*SUPPLIED PASSAGE*
##############################
Kafka

Apache Kafka is a distributed streaming platform, that runs as a cluster on one or more servers.

The Kafka cluster durably persists all published records — whether or not they have been consumed using a configurable retention period.

That's essentially a broker which persists messages which is an anti-pattern.

Consumers use a sequence number to record what records they have consumed so far:

That's great, it's an important part of how to do messaging the right way.

Unfortunately, there's a fundamental problem: The persistent queue pattern requires the persistent queue to be in the producer database, not inside a separate database in a broker.

This ruins the ability to atomically remove money or stock from accounts on the producer and send deposit records to consumers. Rather than help implement solutions that correctly transfer money/stock between participating databases, it only makes the problem harder to solve correctly.
##############################
*DATASET EXCERPTS*
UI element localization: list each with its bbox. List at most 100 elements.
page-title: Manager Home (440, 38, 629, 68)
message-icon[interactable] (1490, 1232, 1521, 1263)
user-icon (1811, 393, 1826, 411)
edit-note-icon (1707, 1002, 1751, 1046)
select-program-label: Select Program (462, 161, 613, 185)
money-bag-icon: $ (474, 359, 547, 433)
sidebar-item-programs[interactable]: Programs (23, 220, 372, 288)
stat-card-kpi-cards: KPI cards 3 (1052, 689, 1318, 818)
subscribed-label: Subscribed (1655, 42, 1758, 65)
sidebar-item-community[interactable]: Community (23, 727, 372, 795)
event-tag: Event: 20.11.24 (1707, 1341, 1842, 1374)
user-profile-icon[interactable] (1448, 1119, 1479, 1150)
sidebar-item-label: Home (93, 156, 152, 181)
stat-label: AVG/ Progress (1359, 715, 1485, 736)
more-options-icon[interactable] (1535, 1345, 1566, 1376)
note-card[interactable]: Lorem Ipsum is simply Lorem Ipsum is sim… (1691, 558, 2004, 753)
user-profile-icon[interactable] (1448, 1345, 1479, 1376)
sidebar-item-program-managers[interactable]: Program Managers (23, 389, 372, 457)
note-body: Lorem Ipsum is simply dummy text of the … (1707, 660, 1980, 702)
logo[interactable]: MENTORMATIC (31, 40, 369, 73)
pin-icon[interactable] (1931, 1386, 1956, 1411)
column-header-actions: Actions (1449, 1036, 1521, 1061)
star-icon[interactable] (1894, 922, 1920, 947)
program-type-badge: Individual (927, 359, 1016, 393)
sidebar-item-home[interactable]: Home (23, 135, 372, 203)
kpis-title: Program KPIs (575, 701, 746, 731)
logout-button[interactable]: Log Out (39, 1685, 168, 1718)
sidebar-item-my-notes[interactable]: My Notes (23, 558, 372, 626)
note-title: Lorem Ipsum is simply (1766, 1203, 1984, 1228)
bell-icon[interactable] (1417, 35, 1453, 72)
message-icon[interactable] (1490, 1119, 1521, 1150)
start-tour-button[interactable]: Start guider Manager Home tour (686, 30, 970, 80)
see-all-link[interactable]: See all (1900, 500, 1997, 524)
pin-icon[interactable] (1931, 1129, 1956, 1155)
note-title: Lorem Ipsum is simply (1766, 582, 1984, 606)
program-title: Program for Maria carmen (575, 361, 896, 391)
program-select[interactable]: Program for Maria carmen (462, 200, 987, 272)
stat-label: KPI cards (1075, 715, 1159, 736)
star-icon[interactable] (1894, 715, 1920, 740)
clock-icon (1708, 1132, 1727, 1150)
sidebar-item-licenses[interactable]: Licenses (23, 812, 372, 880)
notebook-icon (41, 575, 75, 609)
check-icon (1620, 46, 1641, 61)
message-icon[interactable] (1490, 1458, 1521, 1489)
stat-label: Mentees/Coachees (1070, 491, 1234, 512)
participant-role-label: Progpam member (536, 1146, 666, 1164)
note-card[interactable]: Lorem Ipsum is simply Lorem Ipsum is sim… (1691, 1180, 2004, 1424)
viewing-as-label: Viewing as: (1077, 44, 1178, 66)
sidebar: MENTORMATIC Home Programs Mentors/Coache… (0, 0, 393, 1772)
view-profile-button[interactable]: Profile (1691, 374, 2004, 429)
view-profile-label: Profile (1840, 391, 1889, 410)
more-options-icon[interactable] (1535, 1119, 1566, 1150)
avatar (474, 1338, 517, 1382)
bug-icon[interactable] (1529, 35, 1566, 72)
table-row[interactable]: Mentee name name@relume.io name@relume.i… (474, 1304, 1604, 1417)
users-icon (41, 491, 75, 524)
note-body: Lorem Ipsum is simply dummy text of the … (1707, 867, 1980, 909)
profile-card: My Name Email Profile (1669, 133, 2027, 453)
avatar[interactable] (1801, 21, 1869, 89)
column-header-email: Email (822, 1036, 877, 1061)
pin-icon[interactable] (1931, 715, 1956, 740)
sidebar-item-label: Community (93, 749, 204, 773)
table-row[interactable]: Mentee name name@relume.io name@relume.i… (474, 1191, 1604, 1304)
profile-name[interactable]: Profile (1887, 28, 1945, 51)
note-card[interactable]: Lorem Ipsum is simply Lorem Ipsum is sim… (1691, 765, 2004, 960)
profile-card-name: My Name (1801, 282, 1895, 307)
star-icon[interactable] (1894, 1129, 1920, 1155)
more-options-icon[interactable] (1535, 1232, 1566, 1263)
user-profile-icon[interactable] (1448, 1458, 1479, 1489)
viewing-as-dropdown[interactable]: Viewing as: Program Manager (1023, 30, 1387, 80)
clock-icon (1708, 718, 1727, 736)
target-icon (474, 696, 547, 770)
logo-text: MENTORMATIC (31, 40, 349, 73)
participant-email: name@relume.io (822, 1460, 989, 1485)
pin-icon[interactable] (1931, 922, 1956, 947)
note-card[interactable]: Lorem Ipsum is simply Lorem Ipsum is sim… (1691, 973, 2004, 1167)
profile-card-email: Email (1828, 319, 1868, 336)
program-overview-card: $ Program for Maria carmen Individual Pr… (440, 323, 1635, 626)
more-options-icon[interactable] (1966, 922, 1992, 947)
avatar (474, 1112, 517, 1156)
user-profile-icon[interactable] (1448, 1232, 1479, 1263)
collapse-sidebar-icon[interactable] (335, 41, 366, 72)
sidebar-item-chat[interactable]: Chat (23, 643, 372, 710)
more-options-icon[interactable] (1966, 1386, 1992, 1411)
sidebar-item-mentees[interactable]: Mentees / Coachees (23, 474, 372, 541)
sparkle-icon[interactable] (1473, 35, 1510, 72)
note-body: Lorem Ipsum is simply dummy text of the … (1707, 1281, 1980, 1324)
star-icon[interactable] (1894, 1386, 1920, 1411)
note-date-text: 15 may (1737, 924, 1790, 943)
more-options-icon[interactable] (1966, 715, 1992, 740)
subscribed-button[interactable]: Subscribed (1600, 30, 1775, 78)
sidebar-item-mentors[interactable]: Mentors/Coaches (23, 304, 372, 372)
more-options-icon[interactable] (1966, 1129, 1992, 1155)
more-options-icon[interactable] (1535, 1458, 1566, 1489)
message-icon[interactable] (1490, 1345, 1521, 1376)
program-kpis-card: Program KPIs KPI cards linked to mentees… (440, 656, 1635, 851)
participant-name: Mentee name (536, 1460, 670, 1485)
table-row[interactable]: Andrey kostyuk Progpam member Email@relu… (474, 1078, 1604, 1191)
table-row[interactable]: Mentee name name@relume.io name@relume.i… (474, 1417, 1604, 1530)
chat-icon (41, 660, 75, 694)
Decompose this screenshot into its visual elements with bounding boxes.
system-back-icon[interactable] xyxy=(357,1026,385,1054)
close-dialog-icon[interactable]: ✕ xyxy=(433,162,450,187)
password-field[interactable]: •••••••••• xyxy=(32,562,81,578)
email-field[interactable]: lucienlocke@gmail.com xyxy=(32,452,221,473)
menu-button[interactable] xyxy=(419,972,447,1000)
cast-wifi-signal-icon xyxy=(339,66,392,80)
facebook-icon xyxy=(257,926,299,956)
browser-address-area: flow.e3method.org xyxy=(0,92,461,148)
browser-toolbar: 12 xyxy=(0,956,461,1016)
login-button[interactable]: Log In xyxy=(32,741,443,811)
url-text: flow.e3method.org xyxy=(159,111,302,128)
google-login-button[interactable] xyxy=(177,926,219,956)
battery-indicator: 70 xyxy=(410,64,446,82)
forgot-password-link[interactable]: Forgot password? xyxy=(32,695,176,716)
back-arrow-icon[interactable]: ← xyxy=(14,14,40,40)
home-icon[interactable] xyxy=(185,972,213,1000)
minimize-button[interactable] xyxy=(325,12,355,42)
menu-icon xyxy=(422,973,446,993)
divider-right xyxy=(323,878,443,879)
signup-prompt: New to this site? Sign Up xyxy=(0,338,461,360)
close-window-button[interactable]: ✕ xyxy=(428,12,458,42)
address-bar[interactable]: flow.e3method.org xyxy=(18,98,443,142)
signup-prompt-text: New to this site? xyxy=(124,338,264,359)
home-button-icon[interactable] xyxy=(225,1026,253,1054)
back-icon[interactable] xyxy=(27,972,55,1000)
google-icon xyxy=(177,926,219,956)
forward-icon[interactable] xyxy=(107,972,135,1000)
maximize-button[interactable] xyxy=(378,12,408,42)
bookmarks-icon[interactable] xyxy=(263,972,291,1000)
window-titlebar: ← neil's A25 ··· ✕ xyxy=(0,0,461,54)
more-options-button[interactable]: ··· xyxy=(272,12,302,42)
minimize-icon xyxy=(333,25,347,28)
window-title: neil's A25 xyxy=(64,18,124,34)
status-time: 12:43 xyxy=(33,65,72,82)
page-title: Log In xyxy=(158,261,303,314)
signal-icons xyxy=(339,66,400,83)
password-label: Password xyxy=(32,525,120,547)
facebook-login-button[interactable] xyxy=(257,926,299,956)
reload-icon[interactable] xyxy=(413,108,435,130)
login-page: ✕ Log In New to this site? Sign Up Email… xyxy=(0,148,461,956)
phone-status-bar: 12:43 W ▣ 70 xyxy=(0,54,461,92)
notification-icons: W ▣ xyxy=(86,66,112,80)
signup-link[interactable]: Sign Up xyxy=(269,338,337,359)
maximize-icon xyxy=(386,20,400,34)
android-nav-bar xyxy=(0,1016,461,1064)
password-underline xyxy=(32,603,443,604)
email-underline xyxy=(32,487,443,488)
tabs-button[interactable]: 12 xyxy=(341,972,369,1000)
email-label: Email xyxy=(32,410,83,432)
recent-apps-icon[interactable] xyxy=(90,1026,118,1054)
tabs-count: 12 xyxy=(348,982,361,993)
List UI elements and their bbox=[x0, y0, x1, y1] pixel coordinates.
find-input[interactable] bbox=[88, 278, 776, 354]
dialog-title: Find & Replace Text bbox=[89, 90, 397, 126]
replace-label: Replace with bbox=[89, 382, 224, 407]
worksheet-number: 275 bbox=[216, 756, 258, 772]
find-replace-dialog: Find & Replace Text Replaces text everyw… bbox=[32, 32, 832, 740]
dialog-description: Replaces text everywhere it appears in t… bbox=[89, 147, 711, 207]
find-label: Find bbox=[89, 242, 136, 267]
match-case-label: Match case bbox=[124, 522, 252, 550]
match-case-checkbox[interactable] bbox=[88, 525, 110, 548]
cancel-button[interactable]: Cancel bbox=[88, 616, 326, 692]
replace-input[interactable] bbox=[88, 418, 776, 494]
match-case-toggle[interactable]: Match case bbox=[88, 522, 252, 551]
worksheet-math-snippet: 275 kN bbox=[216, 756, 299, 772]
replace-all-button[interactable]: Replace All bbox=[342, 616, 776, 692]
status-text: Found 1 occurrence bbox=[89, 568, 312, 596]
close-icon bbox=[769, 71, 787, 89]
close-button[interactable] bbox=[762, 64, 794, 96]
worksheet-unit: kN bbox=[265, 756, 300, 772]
##############################
*EXERCISE TASK*
Quote every sentence in the Kafka text that contains a form of the word "persist".

*OUTPUT*
- The Kafka cluster durably persists all published records — whether or not they have been consumed using a configurable retention period.
- That's essentially a broker which persists messages which is an anti-pattern.
- Unfortunately, there's a fundamental problem: The persistent queue pattern requires the persistent queue to be in the producer database, not inside a separate database in a broker.